[Begin Supplied entries]

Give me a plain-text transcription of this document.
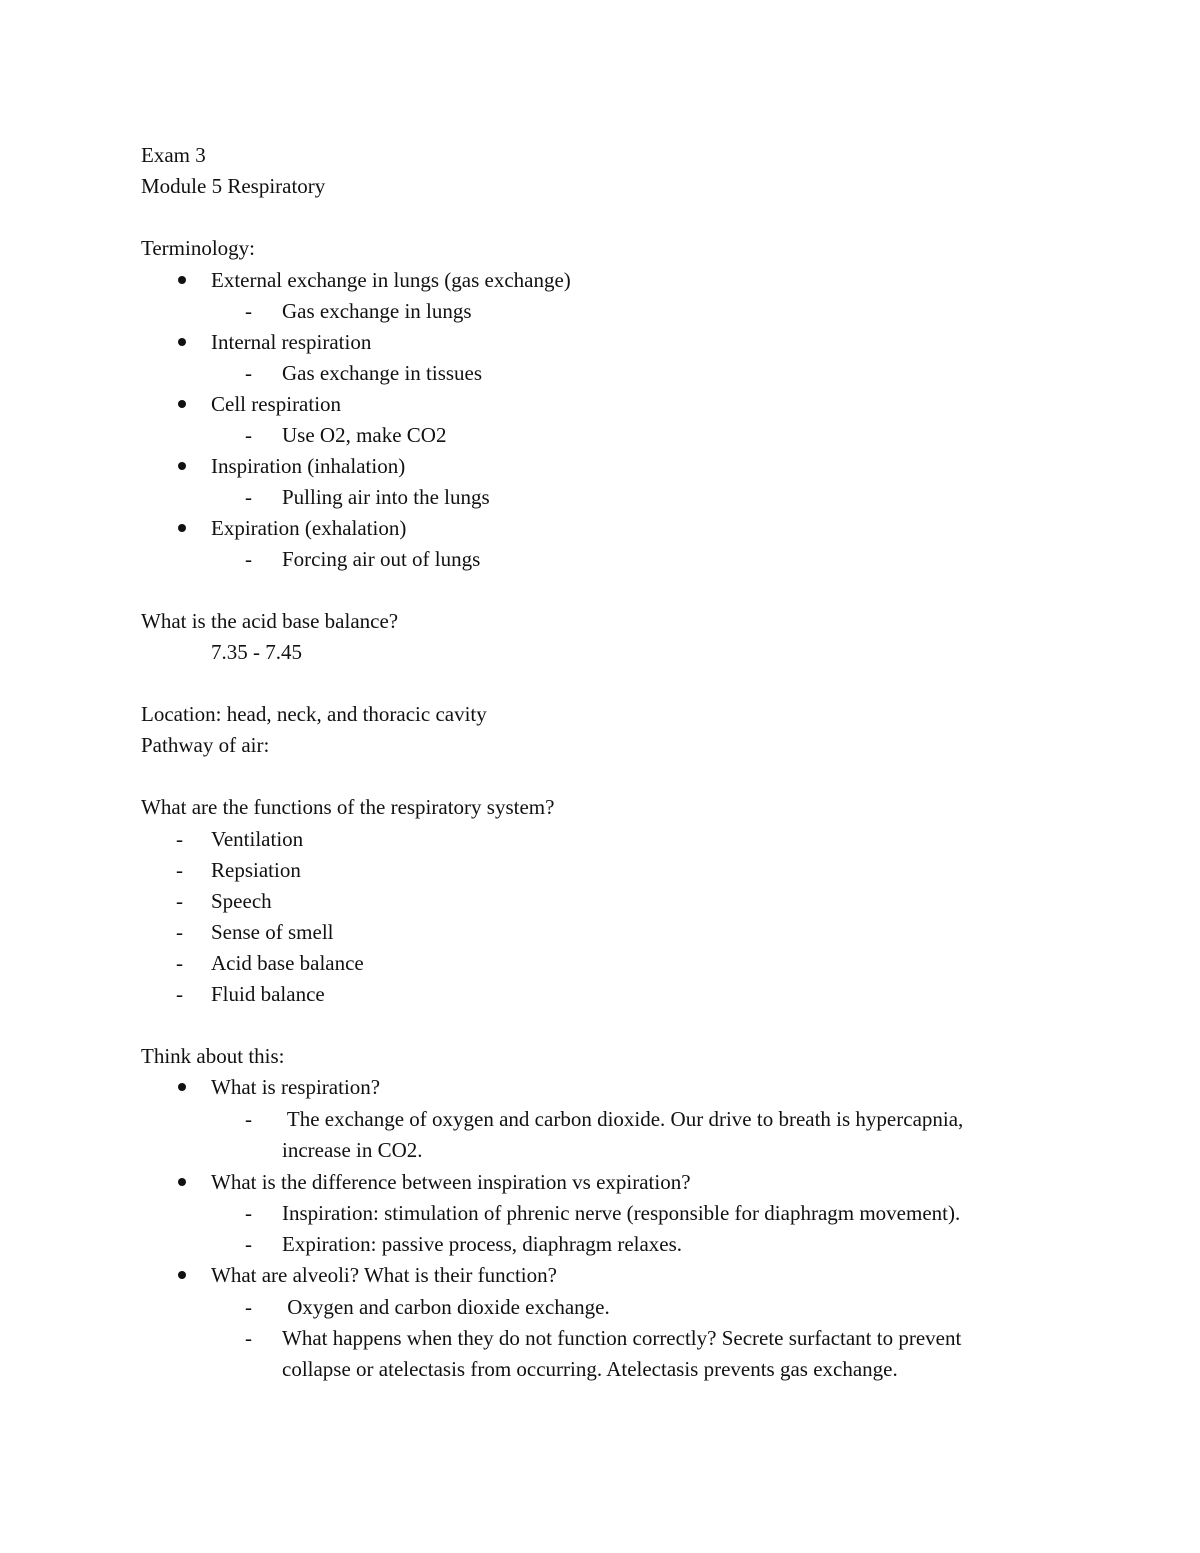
Exam 3
Module 5 Respiratory
Terminology:
External exchange in lungs (gas exchange)
- Gas exchange in lungs
Internal respiration
- Gas exchange in tissues
Cell respiration
- Use O2, make CO2
Inspiration (inhalation)
- Pulling air into the lungs
Expiration (exhalation)
- Forcing air out of lungs
What is the acid base balance?
7.35 - 7.45
Location: head, neck, and thoracic cavity
Pathway of air:
What are the functions of the respiratory system?
- Ventilation
- Repsiation
- Speech
- Sense of smell
- Acid base balance
- Fluid balance
Think about this:
What is respiration?
- The exchange of oxygen and carbon dioxide. Our drive to breath is hypercapnia,
increase in CO2.
What is the difference between inspiration vs expiration?
- Inspiration: stimulation of phrenic nerve (responsible for diaphragm movement).
- Expiration: passive process, diaphragm relaxes.
What are alveoli? What is their function?
- Oxygen and carbon dioxide exchange.
- What happens when they do not function correctly? Secrete surfactant to prevent
collapse or atelectasis from occurring. Atelectasis prevents gas exchange.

[End Supplied entries]

— Task prompt —
Pick out, from the lines above, every one that contains the string "respiration".

— Exercise solution —
Internal respiration
Cell respiration
What is respiration?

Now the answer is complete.